- [DIRECTIONS FOR THIS TASK] In the material below, identify each line bearing the word "місцем". Reproduce those lines.

——————

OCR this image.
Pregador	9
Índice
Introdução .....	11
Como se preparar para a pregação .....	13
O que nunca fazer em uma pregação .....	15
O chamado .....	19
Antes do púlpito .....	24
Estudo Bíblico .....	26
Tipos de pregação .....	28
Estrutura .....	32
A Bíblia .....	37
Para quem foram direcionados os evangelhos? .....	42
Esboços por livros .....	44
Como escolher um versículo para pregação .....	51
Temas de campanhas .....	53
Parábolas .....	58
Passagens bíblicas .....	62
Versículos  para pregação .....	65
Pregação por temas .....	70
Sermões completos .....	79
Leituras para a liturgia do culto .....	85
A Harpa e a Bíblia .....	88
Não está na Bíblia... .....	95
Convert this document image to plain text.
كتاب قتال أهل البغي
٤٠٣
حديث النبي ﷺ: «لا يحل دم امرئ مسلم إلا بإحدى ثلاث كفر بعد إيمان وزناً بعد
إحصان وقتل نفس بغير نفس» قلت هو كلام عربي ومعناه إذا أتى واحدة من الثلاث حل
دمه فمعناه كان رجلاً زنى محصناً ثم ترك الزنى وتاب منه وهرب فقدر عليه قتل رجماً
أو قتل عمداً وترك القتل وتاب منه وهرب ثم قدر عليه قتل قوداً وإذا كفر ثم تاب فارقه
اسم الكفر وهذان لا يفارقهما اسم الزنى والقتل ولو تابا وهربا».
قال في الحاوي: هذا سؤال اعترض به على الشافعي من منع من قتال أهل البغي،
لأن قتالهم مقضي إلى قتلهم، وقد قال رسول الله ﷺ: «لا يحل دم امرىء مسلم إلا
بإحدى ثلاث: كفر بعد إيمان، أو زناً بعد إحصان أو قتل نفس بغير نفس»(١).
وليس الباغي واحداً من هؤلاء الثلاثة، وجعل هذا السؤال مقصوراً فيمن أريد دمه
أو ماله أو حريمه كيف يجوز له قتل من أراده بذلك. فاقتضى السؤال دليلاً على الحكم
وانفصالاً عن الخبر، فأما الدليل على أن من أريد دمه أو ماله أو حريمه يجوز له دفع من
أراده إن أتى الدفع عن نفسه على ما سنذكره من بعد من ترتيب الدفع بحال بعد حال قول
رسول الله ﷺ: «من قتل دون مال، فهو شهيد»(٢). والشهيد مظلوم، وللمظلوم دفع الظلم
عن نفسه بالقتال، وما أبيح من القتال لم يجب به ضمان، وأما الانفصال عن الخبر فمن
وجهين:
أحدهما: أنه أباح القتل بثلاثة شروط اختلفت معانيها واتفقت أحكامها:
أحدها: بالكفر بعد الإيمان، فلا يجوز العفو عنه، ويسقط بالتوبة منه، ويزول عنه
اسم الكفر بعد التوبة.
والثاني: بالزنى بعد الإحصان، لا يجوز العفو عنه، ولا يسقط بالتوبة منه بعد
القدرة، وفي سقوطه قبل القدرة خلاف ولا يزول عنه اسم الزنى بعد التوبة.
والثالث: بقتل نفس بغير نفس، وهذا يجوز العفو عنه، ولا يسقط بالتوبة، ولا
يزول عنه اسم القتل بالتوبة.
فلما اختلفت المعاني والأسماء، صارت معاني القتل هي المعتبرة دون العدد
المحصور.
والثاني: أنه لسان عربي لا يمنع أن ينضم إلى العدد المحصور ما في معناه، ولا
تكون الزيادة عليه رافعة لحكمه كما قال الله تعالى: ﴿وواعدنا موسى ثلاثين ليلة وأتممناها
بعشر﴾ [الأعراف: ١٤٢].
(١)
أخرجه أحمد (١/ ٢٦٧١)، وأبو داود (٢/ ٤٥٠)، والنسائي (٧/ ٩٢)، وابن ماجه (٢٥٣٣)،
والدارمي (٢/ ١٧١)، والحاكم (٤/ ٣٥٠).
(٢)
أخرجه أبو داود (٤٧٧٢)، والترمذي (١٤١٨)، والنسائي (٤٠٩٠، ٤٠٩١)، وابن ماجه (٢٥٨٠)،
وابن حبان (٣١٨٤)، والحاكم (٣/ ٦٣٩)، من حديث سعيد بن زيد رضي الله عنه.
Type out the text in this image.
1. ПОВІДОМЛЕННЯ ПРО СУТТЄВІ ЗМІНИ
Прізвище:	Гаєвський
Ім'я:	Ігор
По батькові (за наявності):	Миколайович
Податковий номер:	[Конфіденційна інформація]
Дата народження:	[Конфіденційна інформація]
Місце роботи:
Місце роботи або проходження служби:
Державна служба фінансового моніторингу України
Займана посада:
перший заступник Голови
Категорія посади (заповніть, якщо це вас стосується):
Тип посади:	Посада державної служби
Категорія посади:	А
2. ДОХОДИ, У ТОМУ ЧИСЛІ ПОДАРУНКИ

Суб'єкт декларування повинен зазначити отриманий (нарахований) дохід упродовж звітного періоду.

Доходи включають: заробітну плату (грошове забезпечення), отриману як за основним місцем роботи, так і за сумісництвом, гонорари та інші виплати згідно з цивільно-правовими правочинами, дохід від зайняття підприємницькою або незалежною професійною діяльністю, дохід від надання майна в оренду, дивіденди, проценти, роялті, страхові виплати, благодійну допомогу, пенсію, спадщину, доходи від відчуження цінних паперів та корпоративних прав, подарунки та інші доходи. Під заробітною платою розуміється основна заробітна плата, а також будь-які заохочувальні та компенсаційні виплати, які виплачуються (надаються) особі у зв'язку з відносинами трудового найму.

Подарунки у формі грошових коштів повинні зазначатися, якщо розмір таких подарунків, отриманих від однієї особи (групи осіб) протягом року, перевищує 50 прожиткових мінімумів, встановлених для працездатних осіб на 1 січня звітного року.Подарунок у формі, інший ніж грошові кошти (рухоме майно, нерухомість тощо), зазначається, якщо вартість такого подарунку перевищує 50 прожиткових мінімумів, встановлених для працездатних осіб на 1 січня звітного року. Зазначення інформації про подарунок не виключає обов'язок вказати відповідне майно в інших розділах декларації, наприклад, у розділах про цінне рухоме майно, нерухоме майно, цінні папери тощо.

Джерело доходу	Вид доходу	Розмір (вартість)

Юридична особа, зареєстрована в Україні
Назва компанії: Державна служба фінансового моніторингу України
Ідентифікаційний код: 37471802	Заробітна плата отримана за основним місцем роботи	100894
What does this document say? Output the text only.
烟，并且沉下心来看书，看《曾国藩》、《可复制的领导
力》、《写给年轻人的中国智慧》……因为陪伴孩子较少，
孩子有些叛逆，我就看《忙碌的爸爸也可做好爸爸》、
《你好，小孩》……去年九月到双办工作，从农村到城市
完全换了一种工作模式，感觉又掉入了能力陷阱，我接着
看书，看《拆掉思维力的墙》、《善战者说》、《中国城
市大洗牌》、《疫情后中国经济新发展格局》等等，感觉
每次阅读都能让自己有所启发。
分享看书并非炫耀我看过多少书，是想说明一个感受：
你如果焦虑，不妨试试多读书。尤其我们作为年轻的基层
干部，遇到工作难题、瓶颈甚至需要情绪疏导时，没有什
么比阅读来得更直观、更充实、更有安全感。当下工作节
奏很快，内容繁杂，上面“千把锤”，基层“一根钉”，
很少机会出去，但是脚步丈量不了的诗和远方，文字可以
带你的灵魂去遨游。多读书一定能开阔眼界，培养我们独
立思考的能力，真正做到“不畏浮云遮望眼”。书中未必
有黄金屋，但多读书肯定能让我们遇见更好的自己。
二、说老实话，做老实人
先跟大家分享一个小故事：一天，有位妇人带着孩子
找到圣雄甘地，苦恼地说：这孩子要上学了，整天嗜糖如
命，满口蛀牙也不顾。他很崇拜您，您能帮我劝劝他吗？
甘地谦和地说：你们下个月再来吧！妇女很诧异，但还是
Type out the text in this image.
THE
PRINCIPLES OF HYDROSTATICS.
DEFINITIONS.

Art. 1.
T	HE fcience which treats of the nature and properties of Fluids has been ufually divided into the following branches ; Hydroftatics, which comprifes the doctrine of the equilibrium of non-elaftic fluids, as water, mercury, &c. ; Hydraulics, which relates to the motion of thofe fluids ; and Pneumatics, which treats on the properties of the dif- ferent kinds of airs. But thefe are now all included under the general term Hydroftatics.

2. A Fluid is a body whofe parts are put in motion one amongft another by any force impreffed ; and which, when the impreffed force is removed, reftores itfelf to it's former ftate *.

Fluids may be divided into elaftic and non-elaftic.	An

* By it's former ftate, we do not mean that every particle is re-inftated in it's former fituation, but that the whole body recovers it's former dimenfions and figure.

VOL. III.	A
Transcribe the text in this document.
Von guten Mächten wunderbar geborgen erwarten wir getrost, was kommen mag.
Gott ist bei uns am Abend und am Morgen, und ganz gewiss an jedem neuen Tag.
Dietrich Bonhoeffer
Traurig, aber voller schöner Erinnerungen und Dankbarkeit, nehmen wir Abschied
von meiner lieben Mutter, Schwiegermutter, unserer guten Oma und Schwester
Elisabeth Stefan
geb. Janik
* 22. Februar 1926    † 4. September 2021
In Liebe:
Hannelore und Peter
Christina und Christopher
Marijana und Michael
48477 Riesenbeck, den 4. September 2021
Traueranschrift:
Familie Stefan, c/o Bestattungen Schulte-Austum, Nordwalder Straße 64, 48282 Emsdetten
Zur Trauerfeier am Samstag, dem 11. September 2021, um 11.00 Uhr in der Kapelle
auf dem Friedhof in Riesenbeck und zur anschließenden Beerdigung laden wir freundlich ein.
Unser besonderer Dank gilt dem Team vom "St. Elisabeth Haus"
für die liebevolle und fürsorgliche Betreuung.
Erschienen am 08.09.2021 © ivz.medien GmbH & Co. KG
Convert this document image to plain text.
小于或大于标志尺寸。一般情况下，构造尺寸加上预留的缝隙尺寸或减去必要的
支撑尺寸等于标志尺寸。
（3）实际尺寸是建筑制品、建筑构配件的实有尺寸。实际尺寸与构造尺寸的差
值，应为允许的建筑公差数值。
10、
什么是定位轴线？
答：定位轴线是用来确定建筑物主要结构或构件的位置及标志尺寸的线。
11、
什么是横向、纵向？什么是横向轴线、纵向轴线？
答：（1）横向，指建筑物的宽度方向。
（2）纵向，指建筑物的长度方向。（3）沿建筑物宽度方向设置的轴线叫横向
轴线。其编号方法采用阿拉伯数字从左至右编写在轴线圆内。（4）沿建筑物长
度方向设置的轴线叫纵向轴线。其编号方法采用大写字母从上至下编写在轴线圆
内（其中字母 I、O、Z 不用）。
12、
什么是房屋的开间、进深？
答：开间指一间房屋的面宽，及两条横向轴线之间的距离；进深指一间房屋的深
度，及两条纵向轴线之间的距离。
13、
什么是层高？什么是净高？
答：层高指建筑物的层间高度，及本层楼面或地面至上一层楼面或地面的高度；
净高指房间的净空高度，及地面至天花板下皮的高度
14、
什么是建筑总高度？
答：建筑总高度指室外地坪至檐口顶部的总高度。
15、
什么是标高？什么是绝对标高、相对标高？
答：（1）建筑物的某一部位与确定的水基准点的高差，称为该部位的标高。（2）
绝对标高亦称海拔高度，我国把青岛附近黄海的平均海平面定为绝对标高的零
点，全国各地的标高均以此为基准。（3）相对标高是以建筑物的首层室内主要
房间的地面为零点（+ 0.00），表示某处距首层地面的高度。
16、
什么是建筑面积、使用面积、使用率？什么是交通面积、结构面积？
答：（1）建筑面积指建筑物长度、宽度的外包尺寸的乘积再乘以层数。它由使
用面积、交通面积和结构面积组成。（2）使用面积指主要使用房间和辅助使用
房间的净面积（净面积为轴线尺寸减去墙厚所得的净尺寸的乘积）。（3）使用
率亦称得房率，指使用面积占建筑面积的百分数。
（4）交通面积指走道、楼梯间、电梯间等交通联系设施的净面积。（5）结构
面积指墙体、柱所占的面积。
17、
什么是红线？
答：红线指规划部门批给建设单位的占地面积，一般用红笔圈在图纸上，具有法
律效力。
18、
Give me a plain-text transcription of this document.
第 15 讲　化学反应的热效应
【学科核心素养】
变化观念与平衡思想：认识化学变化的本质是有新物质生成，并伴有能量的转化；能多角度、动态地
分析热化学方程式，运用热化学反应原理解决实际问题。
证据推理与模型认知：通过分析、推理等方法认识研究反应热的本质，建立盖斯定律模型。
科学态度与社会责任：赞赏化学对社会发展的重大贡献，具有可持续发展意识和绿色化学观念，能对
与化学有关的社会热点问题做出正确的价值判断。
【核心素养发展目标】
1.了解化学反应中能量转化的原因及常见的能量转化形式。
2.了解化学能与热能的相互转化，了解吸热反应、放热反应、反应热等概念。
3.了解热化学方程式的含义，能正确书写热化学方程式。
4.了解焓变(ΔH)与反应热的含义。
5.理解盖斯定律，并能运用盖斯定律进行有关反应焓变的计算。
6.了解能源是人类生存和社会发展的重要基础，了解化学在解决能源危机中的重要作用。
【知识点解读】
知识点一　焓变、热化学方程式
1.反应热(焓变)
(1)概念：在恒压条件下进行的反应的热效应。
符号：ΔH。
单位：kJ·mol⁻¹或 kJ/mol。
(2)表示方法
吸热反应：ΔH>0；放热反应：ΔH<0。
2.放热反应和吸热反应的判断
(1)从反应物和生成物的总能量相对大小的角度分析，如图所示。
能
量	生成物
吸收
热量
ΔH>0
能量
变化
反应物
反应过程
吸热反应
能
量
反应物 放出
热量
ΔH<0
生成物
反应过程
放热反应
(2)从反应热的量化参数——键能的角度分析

——————

- [EXERCISE SOLUTION]
Доходи включають: заробітну плату (грошове забезпечення), отриману як за основним місцем роботи, так і за сумісництвом, гонорари та інші виплати згідно з цивільно-правовими правочинами, дохід від зайняття підприємницькою або незалежною професійною діяльністю, дохід від надання майна в оренду, дивіденди, проценти, роялті, страхові виплати, благодійну допомогу, пенсію, спадщину, доходи від відчуження цінних паперів та корпоративних прав, подарунки та інші доходи. Під заробітною платою розуміється основна заробітна плата, а також будь-які заохочувальні та компенсаційні виплати, які виплачуються (надаються) особі у зв'язку з відносинами трудового найму.
Ідентифікаційний код: 37471802	Заробітна плата отримана за основним місцем роботи	100894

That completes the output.